**Task statement**
Beginning with the line where "Convert this document image to plain text." appears, repeat every remaining line of the entries exactly, the last line included.

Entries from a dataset

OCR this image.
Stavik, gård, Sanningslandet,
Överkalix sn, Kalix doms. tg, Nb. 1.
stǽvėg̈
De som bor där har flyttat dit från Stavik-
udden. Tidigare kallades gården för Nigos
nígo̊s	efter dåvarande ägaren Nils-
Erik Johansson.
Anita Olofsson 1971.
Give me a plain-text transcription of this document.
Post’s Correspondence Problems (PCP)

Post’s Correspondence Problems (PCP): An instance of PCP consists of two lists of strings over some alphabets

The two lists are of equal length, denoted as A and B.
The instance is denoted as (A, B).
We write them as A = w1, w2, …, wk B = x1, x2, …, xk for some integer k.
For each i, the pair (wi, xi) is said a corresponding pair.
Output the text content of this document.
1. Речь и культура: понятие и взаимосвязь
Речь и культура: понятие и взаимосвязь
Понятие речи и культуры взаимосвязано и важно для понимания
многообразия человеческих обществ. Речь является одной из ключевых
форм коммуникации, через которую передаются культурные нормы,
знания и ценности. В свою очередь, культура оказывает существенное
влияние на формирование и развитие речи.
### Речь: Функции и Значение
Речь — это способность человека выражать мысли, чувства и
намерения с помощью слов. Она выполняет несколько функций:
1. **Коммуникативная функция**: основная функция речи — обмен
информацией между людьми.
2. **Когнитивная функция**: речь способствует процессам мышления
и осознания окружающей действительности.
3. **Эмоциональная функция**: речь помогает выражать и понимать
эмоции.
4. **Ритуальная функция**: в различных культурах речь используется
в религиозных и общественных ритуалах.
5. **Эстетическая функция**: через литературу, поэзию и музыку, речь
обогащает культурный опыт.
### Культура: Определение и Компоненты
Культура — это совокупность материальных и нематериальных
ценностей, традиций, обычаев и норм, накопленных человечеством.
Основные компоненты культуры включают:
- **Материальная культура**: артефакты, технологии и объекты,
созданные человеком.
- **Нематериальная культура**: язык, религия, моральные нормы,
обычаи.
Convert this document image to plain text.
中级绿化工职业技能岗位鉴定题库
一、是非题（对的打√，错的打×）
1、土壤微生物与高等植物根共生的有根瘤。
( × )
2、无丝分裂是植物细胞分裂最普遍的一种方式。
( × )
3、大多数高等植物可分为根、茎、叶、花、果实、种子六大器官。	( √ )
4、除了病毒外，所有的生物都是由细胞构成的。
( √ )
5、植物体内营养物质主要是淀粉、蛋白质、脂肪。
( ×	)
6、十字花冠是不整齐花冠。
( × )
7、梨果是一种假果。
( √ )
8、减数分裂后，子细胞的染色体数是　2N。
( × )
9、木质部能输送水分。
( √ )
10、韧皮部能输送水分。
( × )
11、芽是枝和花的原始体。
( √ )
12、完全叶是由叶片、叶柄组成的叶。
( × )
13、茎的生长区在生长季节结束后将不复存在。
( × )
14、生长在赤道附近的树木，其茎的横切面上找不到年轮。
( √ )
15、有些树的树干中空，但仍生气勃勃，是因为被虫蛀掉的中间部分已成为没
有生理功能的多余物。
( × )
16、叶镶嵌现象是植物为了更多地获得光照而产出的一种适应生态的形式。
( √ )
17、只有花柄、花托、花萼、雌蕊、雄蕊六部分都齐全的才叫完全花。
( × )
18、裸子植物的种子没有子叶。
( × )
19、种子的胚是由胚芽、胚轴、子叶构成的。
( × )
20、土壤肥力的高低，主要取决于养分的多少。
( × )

**Answer to the task**
Convert this document image to plain text.
中级绿化工职业技能岗位鉴定题库
一、是非题（对的打√，错的打×）
1、土壤微生物与高等植物根共生的有根瘤。
( × )
2、无丝分裂是植物细胞分裂最普遍的一种方式。
( × )
3、大多数高等植物可分为根、茎、叶、花、果实、种子六大器官。	( √ )
4、除了病毒外，所有的生物都是由细胞构成的。
( √ )
5、植物体内营养物质主要是淀粉、蛋白质、脂肪。
( ×	)
6、十字花冠是不整齐花冠。
( × )
7、梨果是一种假果。
( √ )
8、减数分裂后，子细胞的染色体数是　2N。
( × )
9、木质部能输送水分。
( √ )
10、韧皮部能输送水分。
( × )
11、芽是枝和花的原始体。
( √ )
12、完全叶是由叶片、叶柄组成的叶。
( × )
13、茎的生长区在生长季节结束后将不复存在。
( × )
14、生长在赤道附近的树木，其茎的横切面上找不到年轮。
( √ )
15、有些树的树干中空，但仍生气勃勃，是因为被虫蛀掉的中间部分已成为没
有生理功能的多余物。
( × )
16、叶镶嵌现象是植物为了更多地获得光照而产出的一种适应生态的形式。
( √ )
17、只有花柄、花托、花萼、雌蕊、雄蕊六部分都齐全的才叫完全花。
( × )
18、裸子植物的种子没有子叶。
( × )
19、种子的胚是由胚芽、胚轴、子叶构成的。
( × )
20、土壤肥力的高低，主要取决于养分的多少。
( × )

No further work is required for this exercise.